**TASK GOAL:**
Express the data below as a JSON list of strings, one string per line, with blank lines skipped and the pictures left out.

**THE RECORDS:**
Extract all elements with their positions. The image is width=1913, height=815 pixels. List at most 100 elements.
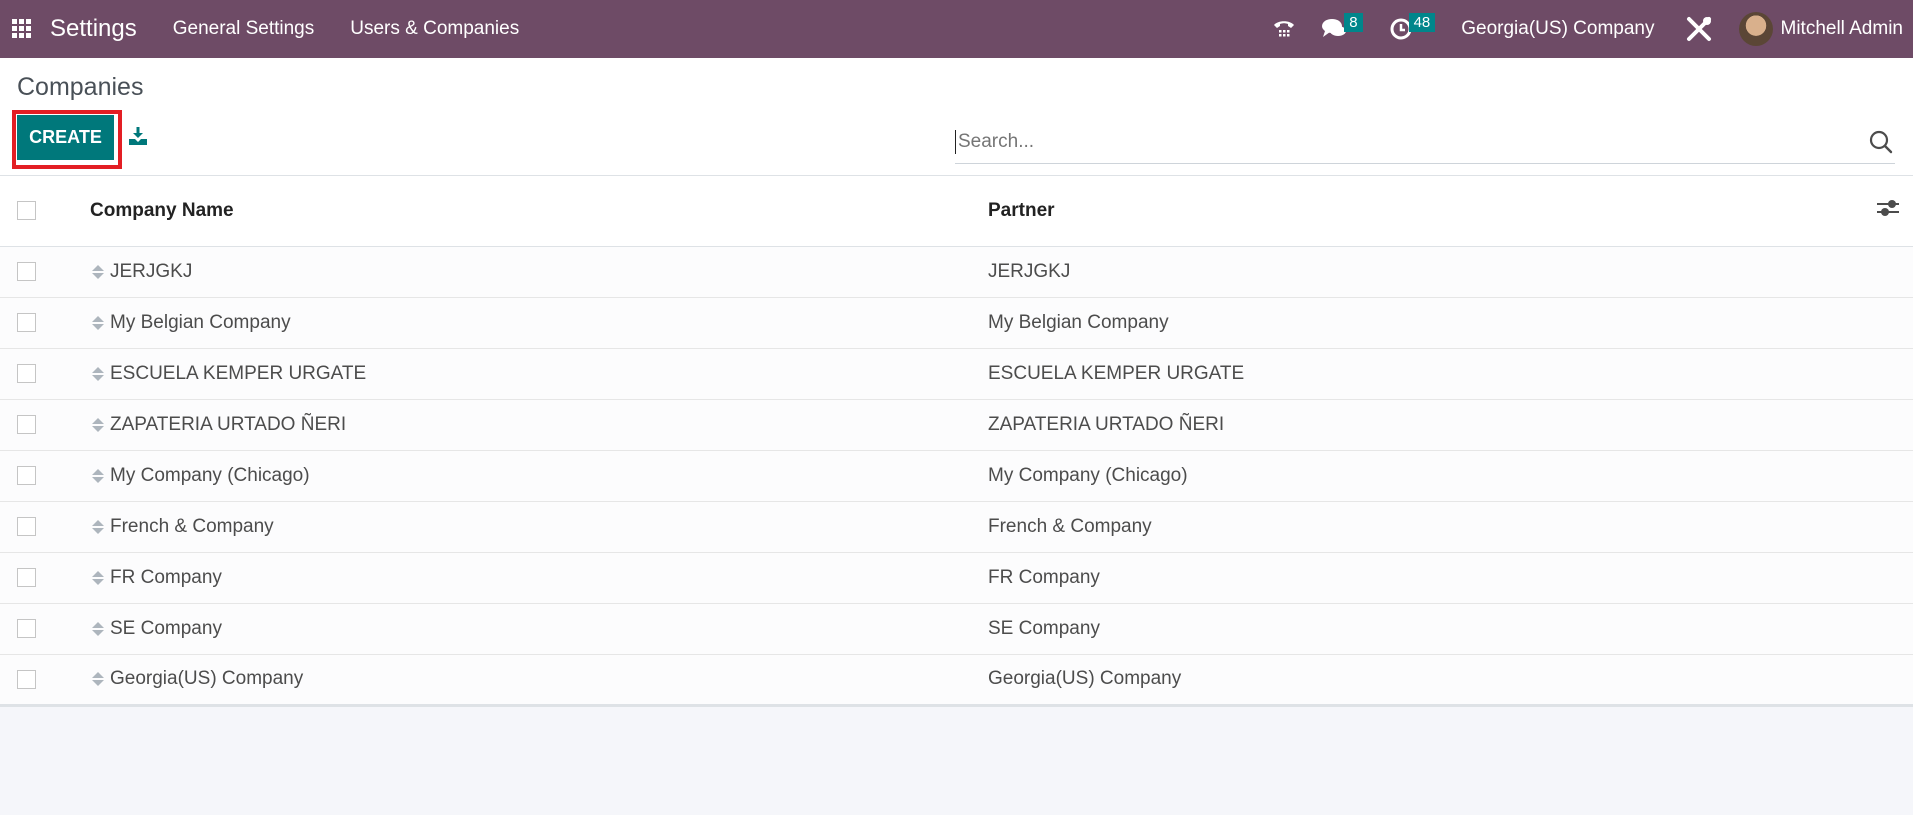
drag-handle-icon[interactable]: [88, 315, 108, 330]
activities-count-badge: 48: [1408, 12, 1436, 32]
partner-cell[interactable]: ESCUELA KEMPER URGATE: [988, 348, 1853, 400]
app-title[interactable]: Settings: [50, 15, 137, 43]
company-name-cell[interactable]: French & Company: [108, 501, 988, 553]
row-handle-cell: [88, 348, 108, 400]
row-select-cell: [0, 348, 88, 400]
row-checkbox[interactable]: [17, 364, 36, 383]
phone-button[interactable]: [1272, 17, 1296, 41]
drag-handle-icon[interactable]: [88, 366, 108, 381]
row-handle-cell: [88, 654, 108, 707]
phone-icon: [1274, 21, 1295, 37]
tools-icon: [1686, 17, 1711, 41]
row-select-cell: [0, 501, 88, 553]
row-select-cell: [0, 399, 88, 451]
drag-handle-icon[interactable]: [88, 519, 108, 534]
company-name-cell[interactable]: SE Company: [108, 603, 988, 655]
search-icon[interactable]: [1867, 128, 1895, 156]
top-navbar: Settings General Settings Users & Compan…: [0, 0, 1913, 58]
partner-cell[interactable]: My Belgian Company: [988, 297, 1853, 349]
partner-cell[interactable]: My Company (Chicago): [988, 450, 1853, 502]
row-spacer: [1853, 348, 1913, 400]
table-row[interactable]: ZAPATERIA URTADO ÑERI ZAPATERIA URTADO ÑE…: [0, 399, 1913, 451]
select-all-checkbox[interactable]: [17, 201, 36, 221]
messages-count-badge: 8: [1344, 12, 1363, 32]
drag-handle-icon[interactable]: [88, 264, 108, 279]
row-checkbox[interactable]: [17, 466, 36, 485]
row-spacer: [1853, 603, 1913, 655]
drag-handle-icon[interactable]: [88, 672, 108, 686]
row-checkbox[interactable]: [17, 669, 36, 689]
table-row[interactable]: My Company (Chicago) My Company (Chicago): [0, 450, 1913, 502]
company-name-cell[interactable]: FR Company: [108, 552, 988, 604]
row-handle-cell: [88, 501, 108, 553]
company-name-cell[interactable]: My Company (Chicago): [108, 450, 988, 502]
company-name-cell[interactable]: ESCUELA KEMPER URGATE: [108, 348, 988, 400]
company-name-cell[interactable]: JERJGKJ: [108, 246, 988, 298]
user-menu[interactable]: Mitchell Admin: [1781, 18, 1904, 40]
apps-grid-icon[interactable]: [12, 19, 32, 39]
row-checkbox[interactable]: [17, 415, 36, 434]
column-header-partner[interactable]: Partner: [988, 176, 1853, 247]
row-checkbox[interactable]: [17, 262, 36, 281]
row-spacer: [1853, 246, 1913, 298]
row-handle-cell: [88, 603, 108, 655]
partner-cell[interactable]: Georgia(US) Company: [988, 654, 1853, 707]
table-row[interactable]: Georgia(US) Company Georgia(US) Company: [0, 654, 1913, 707]
row-handle-cell: [88, 246, 108, 298]
table-row[interactable]: My Belgian Company My Belgian Company: [0, 297, 1913, 349]
partner-cell[interactable]: SE Company: [988, 603, 1853, 655]
control-panel: Companies CREATE Filters Group By Favori…: [0, 58, 1913, 222]
partner-cell[interactable]: ZAPATERIA URTADO ÑERI: [988, 399, 1853, 451]
search-input[interactable]: [958, 130, 1867, 153]
partner-cell[interactable]: JERJGKJ: [988, 246, 1853, 298]
export-button[interactable]: [128, 126, 148, 151]
drag-handle-icon[interactable]: [88, 570, 108, 585]
user-avatar[interactable]: [1738, 12, 1773, 46]
table-row[interactable]: ESCUELA KEMPER URGATE ESCUELA KEMPER URGA…: [0, 348, 1913, 400]
download-icon: [129, 127, 147, 145]
drag-handle-icon[interactable]: [88, 417, 108, 432]
row-spacer: [1853, 501, 1913, 553]
table-row[interactable]: French & Company French & Company: [0, 501, 1913, 553]
row-select-cell: [0, 246, 88, 298]
activities-button[interactable]: 48: [1389, 12, 1436, 41]
page-title: Companies: [17, 73, 144, 101]
partner-cell[interactable]: French & Company: [988, 501, 1853, 553]
messages-button[interactable]: 8: [1322, 12, 1363, 41]
row-handle-cell: [88, 450, 108, 502]
menu-general-settings[interactable]: General Settings: [173, 18, 315, 40]
row-spacer: [1853, 297, 1913, 349]
row-select-cell: [0, 654, 88, 707]
row-select-cell: [0, 603, 88, 655]
companies-list: Company Name Partner JERJGKJ JERJGKJ My Be…: [0, 176, 1913, 707]
row-handle-cell: [88, 399, 108, 451]
company-name-cell[interactable]: ZAPATERIA URTADO ÑERI: [108, 399, 988, 451]
table-row[interactable]: JERJGKJ JERJGKJ: [0, 246, 1913, 298]
company-name-cell[interactable]: Georgia(US) Company: [108, 654, 988, 707]
optional-columns-cell: [1853, 176, 1913, 247]
row-handle-cell: [88, 552, 108, 604]
partner-cell[interactable]: FR Company: [988, 552, 1853, 604]
row-select-cell: [0, 552, 88, 604]
sliders-icon[interactable]: [1877, 199, 1899, 217]
drag-handle-icon[interactable]: [88, 621, 108, 636]
companies-table: Company Name Partner JERJGKJ JERJGKJ My Be…: [0, 176, 1913, 707]
column-header-company-name[interactable]: Company Name: [88, 176, 988, 247]
row-checkbox[interactable]: [17, 517, 36, 536]
company-name-cell[interactable]: My Belgian Company: [108, 297, 988, 349]
row-checkbox[interactable]: [17, 619, 36, 638]
table-row[interactable]: FR Company FR Company: [0, 552, 1913, 604]
text-cursor: [955, 129, 956, 154]
menu-users-companies[interactable]: Users & Companies: [350, 18, 519, 40]
row-checkbox[interactable]: [17, 568, 36, 587]
debug-tools-button[interactable]: [1685, 15, 1713, 43]
select-all-cell: [0, 176, 88, 247]
table-header: Company Name Partner: [0, 176, 1913, 247]
row-handle-cell: [88, 297, 108, 349]
table-row[interactable]: SE Company SE Company: [0, 603, 1913, 655]
search-bar: [955, 120, 1895, 164]
company-switcher[interactable]: Georgia(US) Company: [1461, 18, 1654, 40]
row-checkbox[interactable]: [17, 313, 36, 332]
create-button[interactable]: CREATE: [17, 115, 114, 160]
drag-handle-icon[interactable]: [88, 468, 108, 483]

**RESPONSE TO THIS EXERCISE:**
[
  "Extract all elements with their positions. The image is width=1913, height=815 pixels. List at most 100 elements.",
  "drag-handle-icon[interactable]: [88, 315, 108, 330]",
  "activities-count-badge: 48: [1408, 12, 1436, 32]",
  "partner-cell[interactable]: ESCUELA KEMPER URGATE: [988, 348, 1853, 400]",
  "app-title[interactable]: Settings: [50, 15, 137, 43]",
  "company-name-cell[interactable]: French & Company: [108, 501, 988, 553]",
  "row-handle-cell: [88, 348, 108, 400]",
  "row-select-cell: [0, 348, 88, 400]",
  "row-checkbox[interactable]: [17, 364, 36, 383]",
  "phone-button[interactable]: [1272, 17, 1296, 41]",
  "drag-handle-icon[interactable]: [88, 366, 108, 381]",
  "row-handle-cell: [88, 654, 108, 707]",
  "phone-icon: [1274, 21, 1295, 37]",
  "tools-icon: [1686, 17, 1711, 41]",
  "row-select-cell: [0, 501, 88, 553]",
  "row-select-cell: [0, 399, 88, 451]",
  "drag-handle-icon[interactable]: [88, 519, 108, 534]",
  "company-name-cell[interactable]: SE Company: [108, 603, 988, 655]",
  "search-icon[interactable]: [1867, 128, 1895, 156]",
  "top-navbar: Settings General Settings Users & Compan…: [0, 0, 1913, 58]",
  "partner-cell[interactable]: My Belgian Company: [988, 297, 1853, 349]",
  "partner-cell[interactable]: My Company (Chicago): [988, 450, 1853, 502]",
  "row-spacer: [1853, 348, 1913, 400]",
  "table-row[interactable]: ZAPATERIA URTADO ÑERI ZAPATERIA URTADO ÑE…: [0, 399, 1913, 451]",
  "select-all-checkbox[interactable]: [17, 201, 36, 221]",
  "messages-count-badge: 8: [1344, 12, 1363, 32]",
  "drag-handle-icon[interactable]: [88, 264, 108, 279]",
  "row-checkbox[interactable]: [17, 466, 36, 485]",
  "row-spacer: [1853, 603, 1913, 655]",
  "drag-handle-icon[interactable]: [88, 672, 108, 686]",
  "row-checkbox[interactable]: [17, 669, 36, 689]",
  "table-row[interactable]: My Company (Chicago) My Company (Chicago): [0, 450, 1913, 502]",
  "company-name-cell[interactable]: FR Company: [108, 552, 988, 604]",
  "row-handle-cell: [88, 501, 108, 553]",
  "company-name-cell[interactable]: My Company (Chicago): [108, 450, 988, 502]",
  "company-name-cell[interactable]: ESCUELA KEMPER URGATE: [108, 348, 988, 400]",
  "company-name-cell[interactable]: JERJGKJ: [108, 246, 988, 298]",
  "user-menu[interactable]: Mitchell Admin: [1781, 18, 1904, 40]",
  "apps-grid-icon[interactable]: [12, 19, 32, 39]",
  "row-checkbox[interactable]: [17, 415, 36, 434]",
  "column-header-partner[interactable]: Partner: [988, 176, 1853, 247]",
  "row-checkbox[interactable]: [17, 262, 36, 281]",
  "row-spacer: [1853, 246, 1913, 298]",
  "row-handle-cell: [88, 603, 108, 655]",
  "partner-cell[interactable]: Georgia(US) Company: [988, 654, 1853, 707]",
  "table-row[interactable]: Georgia(US) Company Georgia(US) Company: [0, 654, 1913, 707]",
  "row-handle-cell: [88, 246, 108, 298]",
  "table-row[interactable]: My Belgian Company My Belgian Company: [0, 297, 1913, 349]",
  "partner-cell[interactable]: SE Company: [988, 603, 1853, 655]",
  "control-panel: Companies CREATE Filters Group By Favori…: [0, 58, 1913, 222]",
  "partner-cell[interactable]: ZAPATERIA URTADO ÑERI: [988, 399, 1853, 451]",
  "search-input[interactable]: [958, 130, 1867, 153]",
  "partner-cell[interactable]: JERJGKJ: [988, 246, 1853, 298]",
  "export-button[interactable]: [128, 126, 148, 151]",
  "drag-handle-icon[interactable]: [88, 570, 108, 585]",
  "user-avatar[interactable]: [1738, 12, 1773, 46]",
  "table-row[interactable]: ESCUELA KEMPER URGATE ESCUELA KEMPER URGA…: [0, 348, 1913, 400]",
  "download-icon: [129, 127, 147, 145]",
  "drag-handle-icon[interactable]: [88, 417, 108, 432]",
  "row-spacer: [1853, 501, 1913, 553]",
  "table-row[interactable]: French & Company French & Company: [0, 501, 1913, 553]",
  "row-select-cell: [0, 246, 88, 298]",
  "activities-button[interactable]: 48: [1389, 12, 1436, 41]",
  "page-title: Companies: [17, 73, 144, 101]",
  "partner-cell[interactable]: French & Company: [988, 501, 1853, 553]",
  "messages-button[interactable]: 8: [1322, 12, 1363, 41]",
  "row-handle-cell: [88, 450, 108, 502]",
  "menu-general-settings[interactable]: General Settings: [173, 18, 315, 40]",
  "row-spacer: [1853, 297, 1913, 349]",
  "row-select-cell: [0, 654, 88, 707]",
  "row-select-cell: [0, 603, 88, 655]",
  "companies-list: Company Name Partner JERJGKJ JERJGKJ My Be…: [0, 176, 1913, 707]",
  "row-handle-cell: [88, 399, 108, 451]",
  "company-name-cell[interactable]: ZAPATERIA URTADO ÑERI: [108, 399, 988, 451]",
  "table-row[interactable]: JERJGKJ JERJGKJ: [0, 246, 1913, 298]",
  "company-name-cell[interactable]: Georgia(US) Company: [108, 654, 988, 707]",
  "optional-columns-cell: [1853, 176, 1913, 247]",
  "row-handle-cell: [88, 552, 108, 604]",
  "partner-cell[interactable]: FR Company: [988, 552, 1853, 604]",
  "row-select-cell: [0, 552, 88, 604]",
  "sliders-icon[interactable]: [1877, 199, 1899, 217]",
  "drag-handle-icon[interactable]: [88, 621, 108, 636]",
  "companies-table: Company Name Partner JERJGKJ JERJGKJ My Be…: [0, 176, 1913, 707]",
  "column-header-company-name[interactable]: Company Name: [88, 176, 988, 247]",
  "row-checkbox[interactable]: [17, 517, 36, 536]",
  "company-name-cell[interactable]: My Belgian Company: [108, 297, 988, 349]",
  "row-checkbox[interactable]: [17, 619, 36, 638]",
  "table-row[interactable]: FR Company FR Company: [0, 552, 1913, 604]",
  "text-cursor: [955, 129, 956, 154]",
  "menu-users-companies[interactable]: Users & Companies: [350, 18, 519, 40]",
  "row-checkbox[interactable]: [17, 568, 36, 587]",
  "debug-tools-button[interactable]: [1685, 15, 1713, 43]",
  "select-all-cell: [0, 176, 88, 247]",
  "table-header: Company Name Partner: [0, 176, 1913, 247]",
  "row-handle-cell: [88, 297, 108, 349]",
  "table-row[interactable]: SE Company SE Company: [0, 603, 1913, 655]",
  "search-bar: [955, 120, 1895, 164]",
  "company-switcher[interactable]: Georgia(US) Company: [1461, 18, 1654, 40]",
  "row-checkbox[interactable]: [17, 313, 36, 332]",
  "create-button[interactable]: CREATE: [17, 115, 114, 160]",
  "drag-handle-icon[interactable]: [88, 468, 108, 483]"
]